Extracted records —
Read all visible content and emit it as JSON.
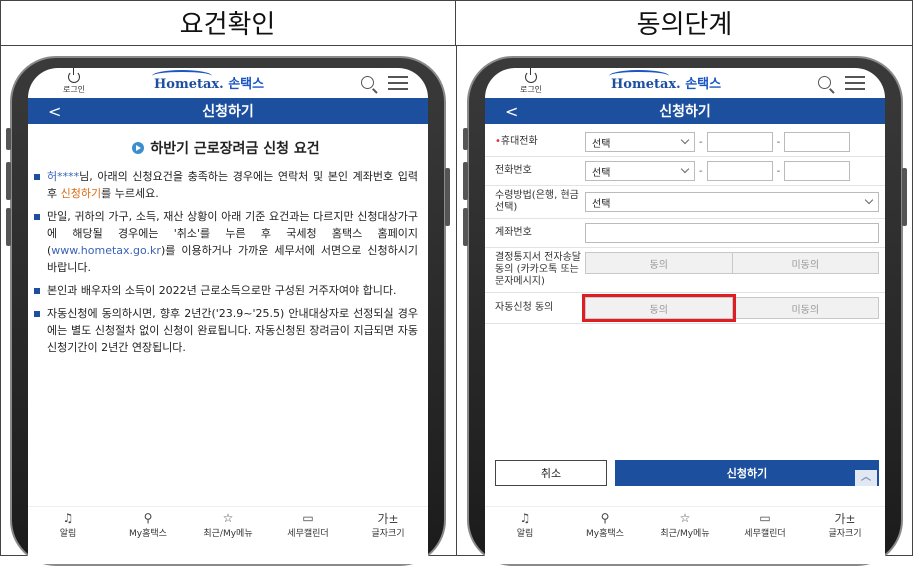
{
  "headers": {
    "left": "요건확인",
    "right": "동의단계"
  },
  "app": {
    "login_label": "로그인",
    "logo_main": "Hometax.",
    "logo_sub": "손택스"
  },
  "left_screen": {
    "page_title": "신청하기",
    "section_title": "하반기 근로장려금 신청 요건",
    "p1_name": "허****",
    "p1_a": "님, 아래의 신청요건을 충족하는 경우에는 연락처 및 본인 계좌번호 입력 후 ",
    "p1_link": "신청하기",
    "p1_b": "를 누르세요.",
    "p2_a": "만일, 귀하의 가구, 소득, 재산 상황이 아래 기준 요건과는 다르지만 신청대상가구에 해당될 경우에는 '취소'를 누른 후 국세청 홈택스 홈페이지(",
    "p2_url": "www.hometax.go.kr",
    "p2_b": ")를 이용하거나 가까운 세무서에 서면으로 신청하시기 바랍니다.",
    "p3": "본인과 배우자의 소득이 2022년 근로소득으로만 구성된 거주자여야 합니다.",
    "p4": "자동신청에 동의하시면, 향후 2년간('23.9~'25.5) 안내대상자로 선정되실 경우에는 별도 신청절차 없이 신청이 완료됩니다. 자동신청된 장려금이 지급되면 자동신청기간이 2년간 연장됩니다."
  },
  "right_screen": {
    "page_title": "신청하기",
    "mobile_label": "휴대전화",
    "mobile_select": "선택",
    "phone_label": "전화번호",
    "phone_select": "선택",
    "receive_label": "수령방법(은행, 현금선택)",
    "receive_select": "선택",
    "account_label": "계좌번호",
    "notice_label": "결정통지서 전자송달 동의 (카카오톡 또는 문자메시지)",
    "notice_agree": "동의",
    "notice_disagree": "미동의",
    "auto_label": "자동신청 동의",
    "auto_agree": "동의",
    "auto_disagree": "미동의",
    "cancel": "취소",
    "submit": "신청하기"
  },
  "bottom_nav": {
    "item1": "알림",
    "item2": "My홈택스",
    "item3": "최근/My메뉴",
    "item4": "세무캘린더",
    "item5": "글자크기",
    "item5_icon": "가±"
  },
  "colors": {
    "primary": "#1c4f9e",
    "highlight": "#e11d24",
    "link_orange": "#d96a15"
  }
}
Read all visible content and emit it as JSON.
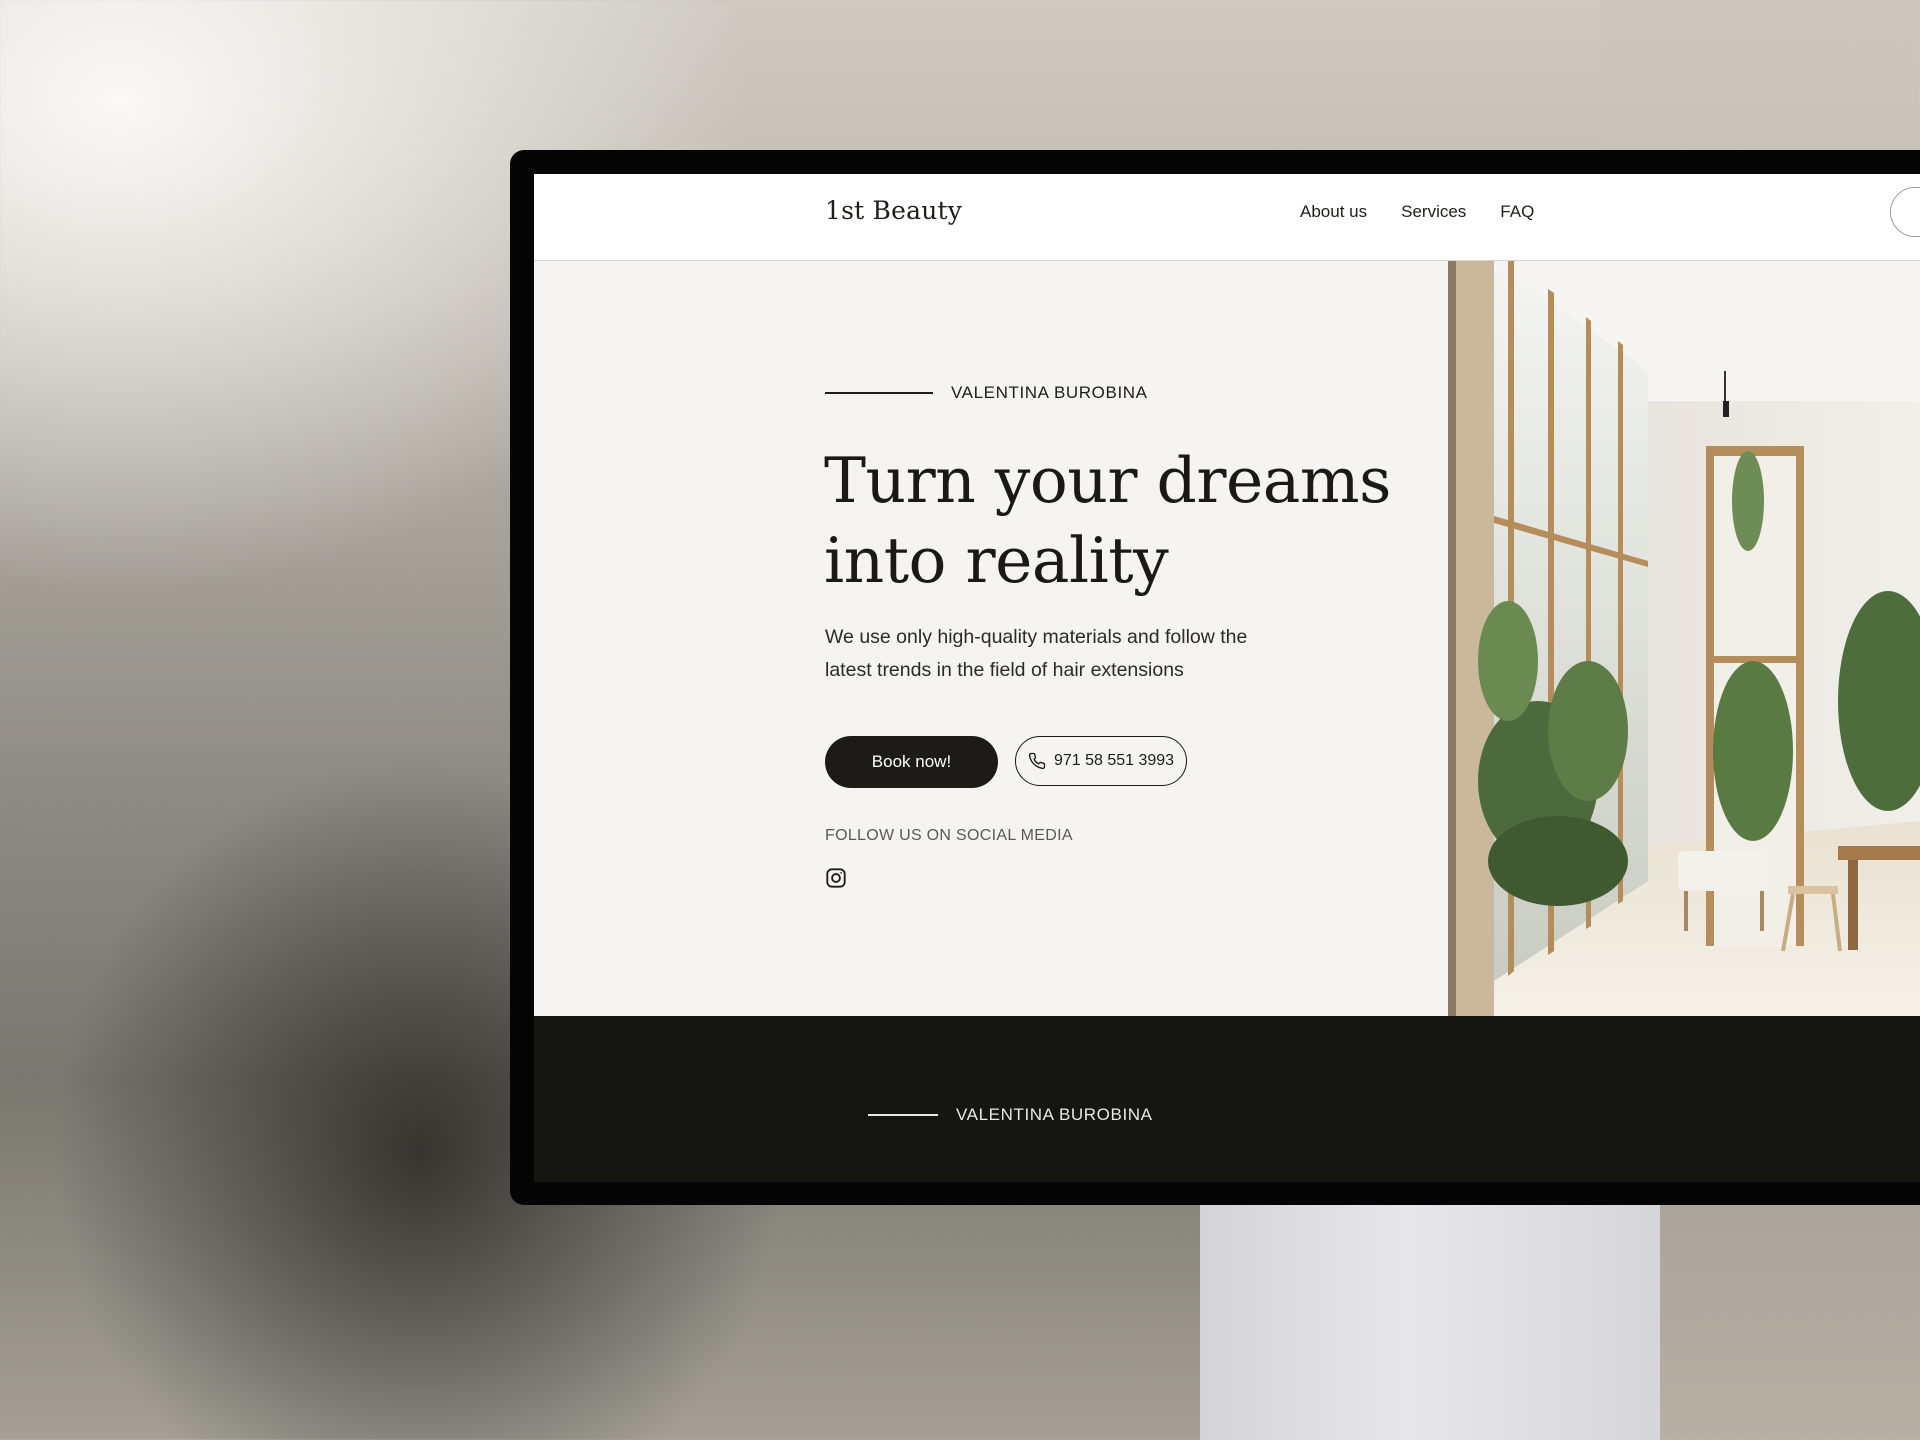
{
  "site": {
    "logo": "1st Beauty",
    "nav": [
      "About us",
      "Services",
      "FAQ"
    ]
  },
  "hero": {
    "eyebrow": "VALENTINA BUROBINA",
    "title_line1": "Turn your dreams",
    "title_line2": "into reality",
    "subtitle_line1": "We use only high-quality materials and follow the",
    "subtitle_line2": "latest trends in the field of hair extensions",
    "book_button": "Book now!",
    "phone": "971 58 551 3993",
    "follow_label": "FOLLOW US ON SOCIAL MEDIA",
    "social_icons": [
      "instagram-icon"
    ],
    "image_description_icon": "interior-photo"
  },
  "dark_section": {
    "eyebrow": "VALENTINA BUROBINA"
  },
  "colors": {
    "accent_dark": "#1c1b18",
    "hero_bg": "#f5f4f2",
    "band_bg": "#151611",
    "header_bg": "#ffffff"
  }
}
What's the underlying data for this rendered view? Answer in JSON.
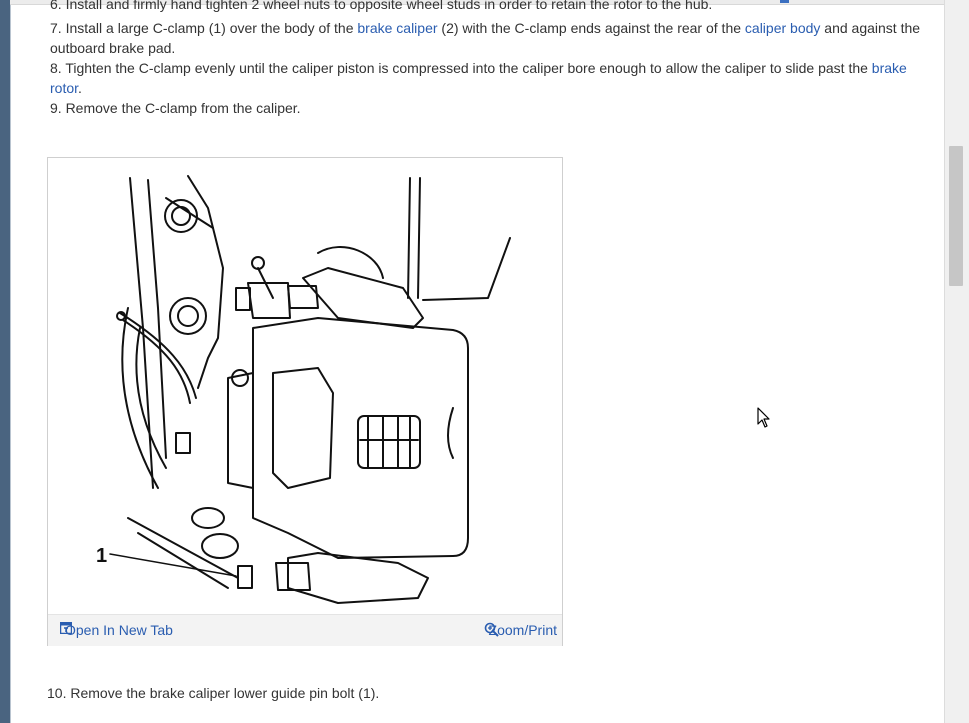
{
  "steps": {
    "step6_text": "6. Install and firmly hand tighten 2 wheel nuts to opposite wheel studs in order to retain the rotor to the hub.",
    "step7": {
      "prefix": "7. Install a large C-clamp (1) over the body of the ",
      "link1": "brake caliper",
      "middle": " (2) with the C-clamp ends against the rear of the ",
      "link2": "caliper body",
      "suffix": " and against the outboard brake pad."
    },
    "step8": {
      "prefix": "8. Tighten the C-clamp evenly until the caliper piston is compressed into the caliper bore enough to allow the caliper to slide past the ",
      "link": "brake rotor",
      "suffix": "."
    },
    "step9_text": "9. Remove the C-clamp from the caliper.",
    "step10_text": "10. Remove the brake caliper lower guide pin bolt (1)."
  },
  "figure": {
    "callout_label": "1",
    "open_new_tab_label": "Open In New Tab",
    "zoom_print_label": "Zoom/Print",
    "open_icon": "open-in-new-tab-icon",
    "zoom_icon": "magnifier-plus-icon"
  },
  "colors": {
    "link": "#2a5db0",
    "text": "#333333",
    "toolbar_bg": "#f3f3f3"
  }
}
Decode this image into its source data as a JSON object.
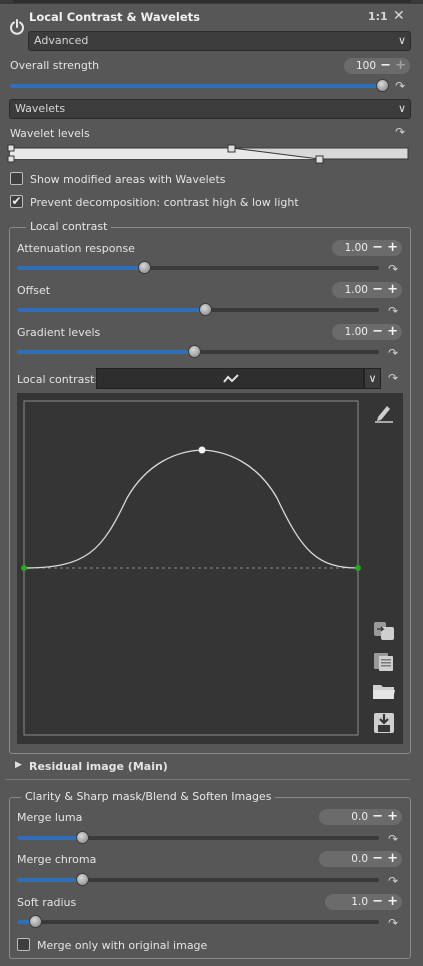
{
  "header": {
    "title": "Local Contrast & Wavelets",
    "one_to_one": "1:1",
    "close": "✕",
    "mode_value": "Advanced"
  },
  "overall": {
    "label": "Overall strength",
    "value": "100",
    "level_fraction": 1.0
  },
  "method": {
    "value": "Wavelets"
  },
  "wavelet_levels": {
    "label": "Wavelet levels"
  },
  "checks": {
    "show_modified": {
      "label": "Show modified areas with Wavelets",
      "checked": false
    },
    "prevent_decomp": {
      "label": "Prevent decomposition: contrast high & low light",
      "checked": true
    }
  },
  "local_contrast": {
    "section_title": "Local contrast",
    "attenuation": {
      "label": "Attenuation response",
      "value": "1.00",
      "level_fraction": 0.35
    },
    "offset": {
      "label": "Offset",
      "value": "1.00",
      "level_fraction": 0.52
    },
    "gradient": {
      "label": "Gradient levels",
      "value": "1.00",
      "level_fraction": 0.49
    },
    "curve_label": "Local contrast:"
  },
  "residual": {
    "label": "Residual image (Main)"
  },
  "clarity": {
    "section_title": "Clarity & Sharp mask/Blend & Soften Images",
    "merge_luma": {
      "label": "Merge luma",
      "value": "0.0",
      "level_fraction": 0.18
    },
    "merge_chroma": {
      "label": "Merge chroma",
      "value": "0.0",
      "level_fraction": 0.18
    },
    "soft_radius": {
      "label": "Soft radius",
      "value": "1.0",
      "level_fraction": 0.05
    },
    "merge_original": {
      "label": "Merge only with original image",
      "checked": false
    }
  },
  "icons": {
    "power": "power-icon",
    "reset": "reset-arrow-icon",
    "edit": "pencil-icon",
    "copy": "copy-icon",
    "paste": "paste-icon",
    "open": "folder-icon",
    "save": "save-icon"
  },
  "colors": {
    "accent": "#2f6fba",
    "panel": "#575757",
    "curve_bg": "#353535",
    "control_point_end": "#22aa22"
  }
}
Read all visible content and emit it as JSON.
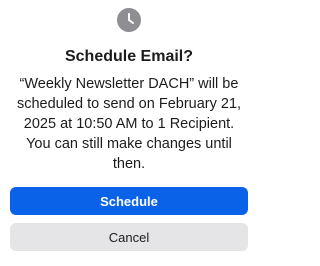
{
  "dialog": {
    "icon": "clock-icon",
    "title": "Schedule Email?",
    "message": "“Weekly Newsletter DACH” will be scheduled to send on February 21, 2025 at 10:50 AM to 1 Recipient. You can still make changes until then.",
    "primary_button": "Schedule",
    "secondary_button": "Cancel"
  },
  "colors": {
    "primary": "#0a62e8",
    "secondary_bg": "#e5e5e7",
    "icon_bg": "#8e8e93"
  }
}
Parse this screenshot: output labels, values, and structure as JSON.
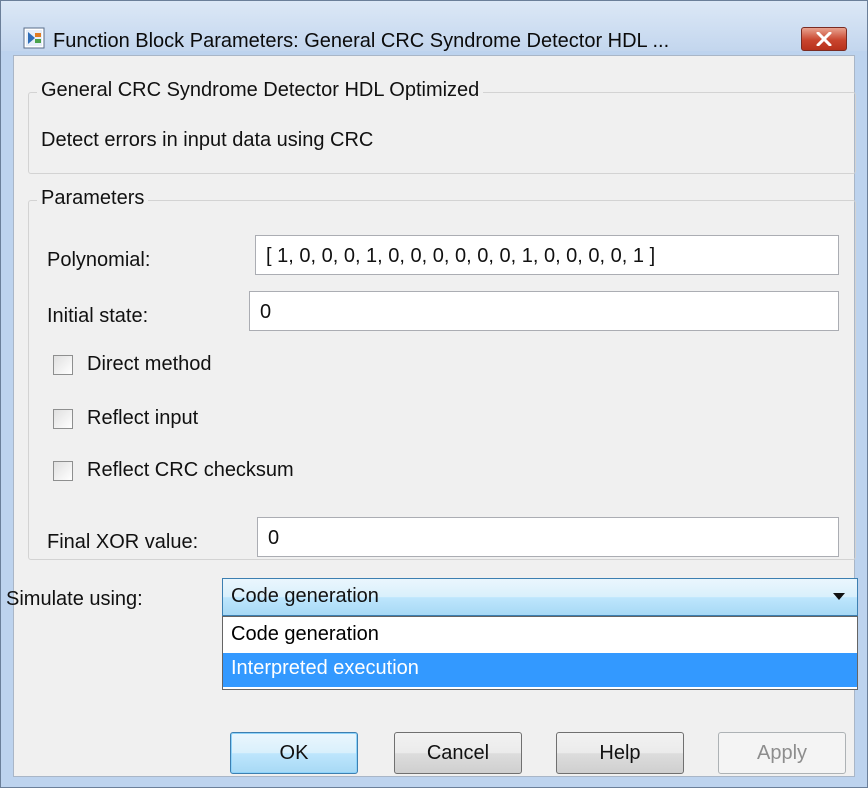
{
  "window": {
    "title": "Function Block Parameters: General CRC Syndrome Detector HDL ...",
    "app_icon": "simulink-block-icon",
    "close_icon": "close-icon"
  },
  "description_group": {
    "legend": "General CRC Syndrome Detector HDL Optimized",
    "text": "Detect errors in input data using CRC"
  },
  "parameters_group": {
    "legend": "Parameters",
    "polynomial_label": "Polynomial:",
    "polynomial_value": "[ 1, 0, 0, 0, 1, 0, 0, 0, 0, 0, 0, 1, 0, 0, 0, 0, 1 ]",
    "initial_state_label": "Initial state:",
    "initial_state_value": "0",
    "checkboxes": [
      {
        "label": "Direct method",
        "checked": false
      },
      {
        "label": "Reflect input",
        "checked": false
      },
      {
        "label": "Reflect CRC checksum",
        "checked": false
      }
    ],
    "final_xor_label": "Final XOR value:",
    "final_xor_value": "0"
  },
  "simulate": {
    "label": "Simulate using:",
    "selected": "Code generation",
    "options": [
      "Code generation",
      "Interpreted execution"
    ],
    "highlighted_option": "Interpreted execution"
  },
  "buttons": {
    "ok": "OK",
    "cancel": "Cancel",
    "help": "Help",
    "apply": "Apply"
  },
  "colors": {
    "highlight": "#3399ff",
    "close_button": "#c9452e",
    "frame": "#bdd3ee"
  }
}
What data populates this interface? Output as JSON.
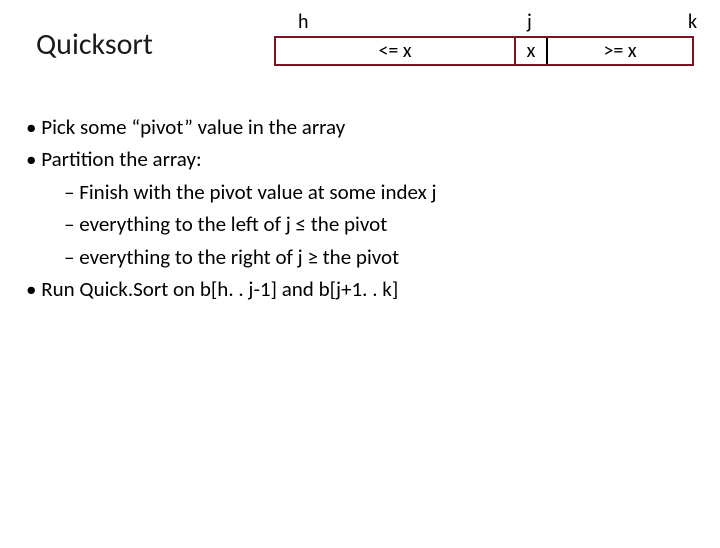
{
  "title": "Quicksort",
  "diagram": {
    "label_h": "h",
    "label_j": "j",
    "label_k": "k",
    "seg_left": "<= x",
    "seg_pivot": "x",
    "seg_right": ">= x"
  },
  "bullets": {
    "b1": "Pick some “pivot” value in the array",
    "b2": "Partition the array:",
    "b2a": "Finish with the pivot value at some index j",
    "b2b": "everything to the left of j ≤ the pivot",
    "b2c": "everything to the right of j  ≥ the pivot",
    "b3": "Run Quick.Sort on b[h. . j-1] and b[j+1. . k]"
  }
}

Exercise brief — Of the lines in the listing, how many hold the word "until"? Nothing but the number is needed.

Response below — 2